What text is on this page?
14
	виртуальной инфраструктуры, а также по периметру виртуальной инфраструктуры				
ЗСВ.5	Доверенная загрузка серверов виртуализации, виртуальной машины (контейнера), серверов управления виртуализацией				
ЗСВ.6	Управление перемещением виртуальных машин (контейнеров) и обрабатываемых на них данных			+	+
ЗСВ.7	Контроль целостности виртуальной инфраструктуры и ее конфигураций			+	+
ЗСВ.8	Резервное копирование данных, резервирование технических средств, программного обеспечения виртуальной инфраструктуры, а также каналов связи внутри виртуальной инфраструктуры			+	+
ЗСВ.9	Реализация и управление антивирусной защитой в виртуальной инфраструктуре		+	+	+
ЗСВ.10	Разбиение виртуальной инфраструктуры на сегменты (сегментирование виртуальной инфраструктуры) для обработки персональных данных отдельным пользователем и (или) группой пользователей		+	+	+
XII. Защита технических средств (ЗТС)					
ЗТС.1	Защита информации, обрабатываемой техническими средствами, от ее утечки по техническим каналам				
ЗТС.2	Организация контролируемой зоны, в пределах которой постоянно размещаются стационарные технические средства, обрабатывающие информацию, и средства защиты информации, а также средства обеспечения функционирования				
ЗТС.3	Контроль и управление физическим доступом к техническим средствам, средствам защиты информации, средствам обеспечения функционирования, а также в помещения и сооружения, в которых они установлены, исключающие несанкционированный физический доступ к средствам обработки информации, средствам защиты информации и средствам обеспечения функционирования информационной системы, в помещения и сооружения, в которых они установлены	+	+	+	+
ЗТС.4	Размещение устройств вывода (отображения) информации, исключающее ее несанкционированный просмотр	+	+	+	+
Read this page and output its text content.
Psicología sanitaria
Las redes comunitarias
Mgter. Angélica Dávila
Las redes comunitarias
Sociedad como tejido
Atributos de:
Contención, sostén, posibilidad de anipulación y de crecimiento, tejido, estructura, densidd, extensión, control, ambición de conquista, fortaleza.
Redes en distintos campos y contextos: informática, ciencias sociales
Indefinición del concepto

_____

● **STATED EXERCISE**
Collect the lines of the records that include the string "информации".

● **FINAL RESULT**
ЗТС.1	Защита информации, обрабатываемой техническими средствами, от ее утечки по техническим каналам				
ЗТС.2	Организация контролируемой зоны, в пределах которой постоянно размещаются стационарные технические средства, обрабатывающие информацию, и средства защиты информации, а также средства обеспечения функционирования				
ЗТС.3	Контроль и управление физическим доступом к техническим средствам, средствам защиты информации, средствам обеспечения функционирования, а также в помещения и сооружения, в которых они установлены, исключающие несанкционированный физический доступ к средствам обработки информации, средствам защиты информации и средствам обеспечения функционирования информационной системы, в помещения и сооружения, в которых они установлены	+	+	+	+
ЗТС.4	Размещение устройств вывода (отображения) информации, исключающее ее несанкционированный просмотр	+	+	+	+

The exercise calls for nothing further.